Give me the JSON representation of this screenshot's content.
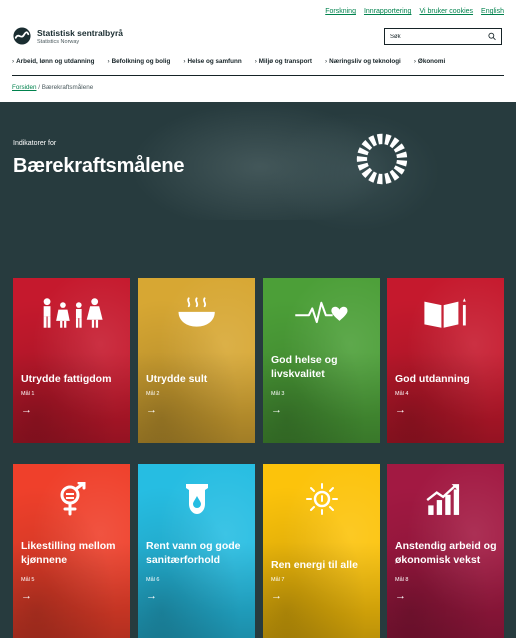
{
  "top_links": [
    "Forskning",
    "Innrapportering",
    "Vi bruker cookies",
    "English"
  ],
  "logo": {
    "name": "Statistisk sentralbyrå",
    "subtitle": "Statistics Norway"
  },
  "search": {
    "placeholder": "Søk"
  },
  "nav": [
    "Arbeid, lønn og utdanning",
    "Befolkning og bolig",
    "Helse og samfunn",
    "Miljø og transport",
    "Næringsliv og teknologi",
    "Økonomi"
  ],
  "breadcrumb": {
    "home": "Forsiden",
    "separator": "/",
    "current": "Bærekraftsmålene"
  },
  "hero": {
    "kicker": "Indikatorer for",
    "title": "Bærekraftsmålene"
  },
  "goals": [
    {
      "title": "Utrydde fattigdom",
      "goal": "Mål 1",
      "arrow": "→",
      "color": "#c5192d",
      "icon": "family-icon"
    },
    {
      "title": "Utrydde sult",
      "goal": "Mål 2",
      "arrow": "→",
      "color": "#d7a733",
      "icon": "bowl-icon"
    },
    {
      "title": "God helse og livskvalitet",
      "goal": "Mål 3",
      "arrow": "→",
      "color": "#4c9f38",
      "icon": "heartbeat-icon"
    },
    {
      "title": "God utdanning",
      "goal": "Mål 4",
      "arrow": "→",
      "color": "#c5192d",
      "icon": "book-icon"
    },
    {
      "title": "Likestilling mellom kjønnene",
      "goal": "Mål 5",
      "arrow": "→",
      "color": "#ef402b",
      "icon": "gender-icon"
    },
    {
      "title": "Rent vann og gode sanitærforhold",
      "goal": "Mål 6",
      "arrow": "→",
      "color": "#26bde2",
      "icon": "water-drop-icon"
    },
    {
      "title": "Ren energi til alle",
      "goal": "Mål 7",
      "arrow": "→",
      "color": "#fcc30b",
      "icon": "sun-power-icon"
    },
    {
      "title": "Anstendig arbeid og økonomisk vekst",
      "goal": "Mål 8",
      "arrow": "→",
      "color": "#a21942",
      "icon": "growth-chart-icon"
    }
  ]
}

##########

The records are above. How many lines in them contain the word "Bærekraftsmålene"? Give the number alone.

2